▸ **REQUIRED WORK**
Produce an exact copy of all the records.
** Start of STORED RECORDS **
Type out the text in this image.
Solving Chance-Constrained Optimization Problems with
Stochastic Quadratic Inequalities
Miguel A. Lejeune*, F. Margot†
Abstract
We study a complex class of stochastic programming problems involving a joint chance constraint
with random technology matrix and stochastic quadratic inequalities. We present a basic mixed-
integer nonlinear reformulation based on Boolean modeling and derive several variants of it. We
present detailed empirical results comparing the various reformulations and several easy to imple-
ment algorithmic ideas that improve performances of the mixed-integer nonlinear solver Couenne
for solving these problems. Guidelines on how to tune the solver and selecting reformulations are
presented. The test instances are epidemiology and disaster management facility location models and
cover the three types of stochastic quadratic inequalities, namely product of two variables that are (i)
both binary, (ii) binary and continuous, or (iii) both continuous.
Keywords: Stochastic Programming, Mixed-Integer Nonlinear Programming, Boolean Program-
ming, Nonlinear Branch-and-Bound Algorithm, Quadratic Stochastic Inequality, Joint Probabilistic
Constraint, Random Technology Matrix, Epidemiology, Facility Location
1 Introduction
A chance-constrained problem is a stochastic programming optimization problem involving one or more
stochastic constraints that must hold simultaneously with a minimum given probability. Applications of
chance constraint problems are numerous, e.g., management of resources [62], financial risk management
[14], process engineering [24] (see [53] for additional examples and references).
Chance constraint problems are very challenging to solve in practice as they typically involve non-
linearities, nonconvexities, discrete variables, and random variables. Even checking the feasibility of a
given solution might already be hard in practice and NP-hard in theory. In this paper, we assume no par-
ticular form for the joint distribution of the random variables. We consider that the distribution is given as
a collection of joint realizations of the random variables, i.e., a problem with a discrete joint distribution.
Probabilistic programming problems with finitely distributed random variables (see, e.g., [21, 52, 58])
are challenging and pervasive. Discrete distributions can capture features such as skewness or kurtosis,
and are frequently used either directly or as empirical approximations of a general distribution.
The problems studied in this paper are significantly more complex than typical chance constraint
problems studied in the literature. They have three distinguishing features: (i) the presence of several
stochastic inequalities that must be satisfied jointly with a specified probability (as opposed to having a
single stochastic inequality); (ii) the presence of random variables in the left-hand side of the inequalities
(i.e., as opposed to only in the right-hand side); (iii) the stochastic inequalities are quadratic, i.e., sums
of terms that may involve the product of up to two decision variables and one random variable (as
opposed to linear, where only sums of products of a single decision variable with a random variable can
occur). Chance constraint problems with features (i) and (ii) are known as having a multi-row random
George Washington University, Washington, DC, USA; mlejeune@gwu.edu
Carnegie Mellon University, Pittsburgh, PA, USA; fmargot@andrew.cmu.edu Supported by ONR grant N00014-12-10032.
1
** End of STORED RECORDS **
▸ **RESULT**
Type out the text in this image.
Solving Chance-Constrained Optimization Problems with
Stochastic Quadratic Inequalities
Miguel A. Lejeune*, F. Margot†
Abstract
We study a complex class of stochastic programming problems involving a joint chance constraint
with random technology matrix and stochastic quadratic inequalities. We present a basic mixed-
integer nonlinear reformulation based on Boolean modeling and derive several variants of it. We
present detailed empirical results comparing the various reformulations and several easy to imple-
ment algorithmic ideas that improve performances of the mixed-integer nonlinear solver Couenne
for solving these problems. Guidelines on how to tune the solver and selecting reformulations are
presented. The test instances are epidemiology and disaster management facility location models and
cover the three types of stochastic quadratic inequalities, namely product of two variables that are (i)
both binary, (ii) binary and continuous, or (iii) both continuous.
Keywords: Stochastic Programming, Mixed-Integer Nonlinear Programming, Boolean Program-
ming, Nonlinear Branch-and-Bound Algorithm, Quadratic Stochastic Inequality, Joint Probabilistic
Constraint, Random Technology Matrix, Epidemiology, Facility Location
1 Introduction
A chance-constrained problem is a stochastic programming optimization problem involving one or more
stochastic constraints that must hold simultaneously with a minimum given probability. Applications of
chance constraint problems are numerous, e.g., management of resources [62], financial risk management
[14], process engineering [24] (see [53] for additional examples and references).
Chance constraint problems are very challenging to solve in practice as they typically involve non-
linearities, nonconvexities, discrete variables, and random variables. Even checking the feasibility of a
given solution might already be hard in practice and NP-hard in theory. In this paper, we assume no par-
ticular form for the joint distribution of the random variables. We consider that the distribution is given as
a collection of joint realizations of the random variables, i.e., a problem with a discrete joint distribution.
Probabilistic programming problems with finitely distributed random variables (see, e.g., [21, 52, 58])
are challenging and pervasive. Discrete distributions can capture features such as skewness or kurtosis,
and are frequently used either directly or as empirical approximations of a general distribution.
The problems studied in this paper are significantly more complex than typical chance constraint
problems studied in the literature. They have three distinguishing features: (i) the presence of several
stochastic inequalities that must be satisfied jointly with a specified probability (as opposed to having a
single stochastic inequality); (ii) the presence of random variables in the left-hand side of the inequalities
(i.e., as opposed to only in the right-hand side); (iii) the stochastic inequalities are quadratic, i.e., sums
of terms that may involve the product of up to two decision variables and one random variable (as
opposed to linear, where only sums of products of a single decision variable with a random variable can
occur). Chance constraint problems with features (i) and (ii) are known as having a multi-row random
George Washington University, Washington, DC, USA; mlejeune@gwu.edu
Carnegie Mellon University, Pittsburgh, PA, USA; fmargot@andrew.cmu.edu Supported by ONR grant N00014-12-10032.
1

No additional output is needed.